Look through the material below. Copy each line that contains the string "name".

━━━ Material provided

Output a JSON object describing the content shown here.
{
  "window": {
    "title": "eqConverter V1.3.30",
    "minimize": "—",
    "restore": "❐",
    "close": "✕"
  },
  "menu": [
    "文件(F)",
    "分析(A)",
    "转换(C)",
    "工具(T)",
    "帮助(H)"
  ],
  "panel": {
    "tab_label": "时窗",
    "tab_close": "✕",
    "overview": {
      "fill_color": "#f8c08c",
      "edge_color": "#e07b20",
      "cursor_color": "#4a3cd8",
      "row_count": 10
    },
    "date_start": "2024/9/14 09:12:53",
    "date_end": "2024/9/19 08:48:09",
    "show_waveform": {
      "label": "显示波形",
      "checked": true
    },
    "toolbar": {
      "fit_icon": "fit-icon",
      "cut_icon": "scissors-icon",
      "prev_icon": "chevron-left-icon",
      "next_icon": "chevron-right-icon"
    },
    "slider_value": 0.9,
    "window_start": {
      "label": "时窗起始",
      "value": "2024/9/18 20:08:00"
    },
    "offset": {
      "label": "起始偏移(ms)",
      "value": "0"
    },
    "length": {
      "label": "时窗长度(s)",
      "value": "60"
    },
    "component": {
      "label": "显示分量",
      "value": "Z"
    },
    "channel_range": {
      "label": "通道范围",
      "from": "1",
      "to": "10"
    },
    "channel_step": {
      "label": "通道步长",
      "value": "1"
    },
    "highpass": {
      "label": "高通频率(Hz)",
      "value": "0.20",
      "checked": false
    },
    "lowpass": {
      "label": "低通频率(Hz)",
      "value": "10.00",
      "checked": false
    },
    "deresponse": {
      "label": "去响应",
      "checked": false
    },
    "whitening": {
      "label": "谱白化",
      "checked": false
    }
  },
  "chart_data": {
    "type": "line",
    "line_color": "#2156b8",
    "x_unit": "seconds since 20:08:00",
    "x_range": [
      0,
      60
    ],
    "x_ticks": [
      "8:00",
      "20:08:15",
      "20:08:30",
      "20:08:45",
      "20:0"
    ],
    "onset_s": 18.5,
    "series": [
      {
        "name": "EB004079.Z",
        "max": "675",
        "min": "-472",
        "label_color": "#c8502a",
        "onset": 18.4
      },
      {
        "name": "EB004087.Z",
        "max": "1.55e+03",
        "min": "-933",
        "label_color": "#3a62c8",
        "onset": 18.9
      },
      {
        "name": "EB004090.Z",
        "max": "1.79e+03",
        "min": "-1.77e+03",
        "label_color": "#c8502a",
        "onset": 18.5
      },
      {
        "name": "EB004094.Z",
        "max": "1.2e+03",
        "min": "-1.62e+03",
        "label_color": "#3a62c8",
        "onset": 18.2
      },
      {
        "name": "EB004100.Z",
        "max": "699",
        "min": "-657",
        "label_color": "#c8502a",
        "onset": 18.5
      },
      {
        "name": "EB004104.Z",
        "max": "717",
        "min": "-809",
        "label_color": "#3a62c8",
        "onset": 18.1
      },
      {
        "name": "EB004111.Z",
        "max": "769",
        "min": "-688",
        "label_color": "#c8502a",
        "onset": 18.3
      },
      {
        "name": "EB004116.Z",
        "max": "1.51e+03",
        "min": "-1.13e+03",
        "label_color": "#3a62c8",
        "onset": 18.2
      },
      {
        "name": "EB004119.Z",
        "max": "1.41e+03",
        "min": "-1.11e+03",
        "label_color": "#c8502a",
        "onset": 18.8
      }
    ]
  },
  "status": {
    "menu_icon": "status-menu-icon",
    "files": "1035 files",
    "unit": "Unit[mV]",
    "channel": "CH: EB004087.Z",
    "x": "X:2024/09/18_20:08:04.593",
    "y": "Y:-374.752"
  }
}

━━━━━━

** Response to the exercise **
        "name": "EB004079.Z",
        "name": "EB004087.Z",
        "name": "EB004090.Z",
        "name": "EB004094.Z",
        "name": "EB004100.Z",
        "name": "EB004104.Z",
        "name": "EB004111.Z",
        "name": "EB004116.Z",
        "name": "EB004119.Z",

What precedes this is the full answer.